** begin Provided entries **

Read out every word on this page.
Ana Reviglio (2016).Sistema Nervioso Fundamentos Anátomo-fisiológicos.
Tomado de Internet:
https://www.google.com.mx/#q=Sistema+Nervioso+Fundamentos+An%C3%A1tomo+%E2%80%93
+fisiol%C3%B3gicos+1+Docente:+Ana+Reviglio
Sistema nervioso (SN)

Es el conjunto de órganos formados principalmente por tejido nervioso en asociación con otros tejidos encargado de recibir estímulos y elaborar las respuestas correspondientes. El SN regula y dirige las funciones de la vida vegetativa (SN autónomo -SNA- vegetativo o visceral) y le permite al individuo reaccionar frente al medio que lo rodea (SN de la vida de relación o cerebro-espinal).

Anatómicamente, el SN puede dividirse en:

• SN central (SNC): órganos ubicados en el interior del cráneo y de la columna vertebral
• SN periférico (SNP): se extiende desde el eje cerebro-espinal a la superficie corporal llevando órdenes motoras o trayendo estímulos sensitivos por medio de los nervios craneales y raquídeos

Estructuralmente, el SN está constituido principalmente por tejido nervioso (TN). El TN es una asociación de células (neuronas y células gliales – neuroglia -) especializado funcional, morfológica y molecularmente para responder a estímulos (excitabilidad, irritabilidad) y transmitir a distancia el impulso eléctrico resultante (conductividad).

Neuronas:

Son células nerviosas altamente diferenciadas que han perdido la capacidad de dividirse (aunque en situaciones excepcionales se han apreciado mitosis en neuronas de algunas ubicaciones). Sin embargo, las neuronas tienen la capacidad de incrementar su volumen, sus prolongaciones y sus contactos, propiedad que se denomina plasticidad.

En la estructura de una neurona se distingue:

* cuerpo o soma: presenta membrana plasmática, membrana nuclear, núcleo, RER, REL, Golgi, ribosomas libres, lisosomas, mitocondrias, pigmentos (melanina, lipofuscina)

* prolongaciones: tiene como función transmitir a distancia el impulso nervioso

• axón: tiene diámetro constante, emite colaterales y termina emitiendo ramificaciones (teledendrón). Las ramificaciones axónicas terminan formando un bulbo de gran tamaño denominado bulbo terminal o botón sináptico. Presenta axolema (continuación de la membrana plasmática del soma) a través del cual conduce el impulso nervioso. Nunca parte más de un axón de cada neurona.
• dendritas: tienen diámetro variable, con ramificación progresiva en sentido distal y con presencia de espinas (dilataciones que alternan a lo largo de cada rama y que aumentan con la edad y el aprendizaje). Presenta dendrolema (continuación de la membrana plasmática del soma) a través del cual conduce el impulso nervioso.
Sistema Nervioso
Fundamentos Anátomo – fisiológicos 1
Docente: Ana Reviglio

** end Provided entries **

__Work instructions__.
Quote all the records exactly, please, leaving none out.

__Finished exercise__.
Read out every word on this page.
Ana Reviglio (2016).Sistema Nervioso Fundamentos Anátomo-fisiológicos.
Tomado de Internet:
https://www.google.com.mx/#q=Sistema+Nervioso+Fundamentos+An%C3%A1tomo+%E2%80%93
+fisiol%C3%B3gicos+1+Docente:+Ana+Reviglio
Sistema nervioso (SN)

Es el conjunto de órganos formados principalmente por tejido nervioso en asociación con otros tejidos encargado de recibir estímulos y elaborar las respuestas correspondientes. El SN regula y dirige las funciones de la vida vegetativa (SN autónomo -SNA- vegetativo o visceral) y le permite al individuo reaccionar frente al medio que lo rodea (SN de la vida de relación o cerebro-espinal).

Anatómicamente, el SN puede dividirse en:

• SN central (SNC): órganos ubicados en el interior del cráneo y de la columna vertebral
• SN periférico (SNP): se extiende desde el eje cerebro-espinal a la superficie corporal llevando órdenes motoras o trayendo estímulos sensitivos por medio de los nervios craneales y raquídeos

Estructuralmente, el SN está constituido principalmente por tejido nervioso (TN). El TN es una asociación de células (neuronas y células gliales – neuroglia -) especializado funcional, morfológica y molecularmente para responder a estímulos (excitabilidad, irritabilidad) y transmitir a distancia el impulso eléctrico resultante (conductividad).

Neuronas:

Son células nerviosas altamente diferenciadas que han perdido la capacidad de dividirse (aunque en situaciones excepcionales se han apreciado mitosis en neuronas de algunas ubicaciones). Sin embargo, las neuronas tienen la capacidad de incrementar su volumen, sus prolongaciones y sus contactos, propiedad que se denomina plasticidad.

En la estructura de una neurona se distingue:

* cuerpo o soma: presenta membrana plasmática, membrana nuclear, núcleo, RER, REL, Golgi, ribosomas libres, lisosomas, mitocondrias, pigmentos (melanina, lipofuscina)

* prolongaciones: tiene como función transmitir a distancia el impulso nervioso

• axón: tiene diámetro constante, emite colaterales y termina emitiendo ramificaciones (teledendrón). Las ramificaciones axónicas terminan formando un bulbo de gran tamaño denominado bulbo terminal o botón sináptico. Presenta axolema (continuación de la membrana plasmática del soma) a través del cual conduce el impulso nervioso. Nunca parte más de un axón de cada neurona.
• dendritas: tienen diámetro variable, con ramificación progresiva en sentido distal y con presencia de espinas (dilataciones que alternan a lo largo de cada rama y que aumentan con la edad y el aprendizaje). Presenta dendrolema (continuación de la membrana plasmática del soma) a través del cual conduce el impulso nervioso.
Sistema Nervioso
Fundamentos Anátomo – fisiológicos 1
Docente: Ana Reviglio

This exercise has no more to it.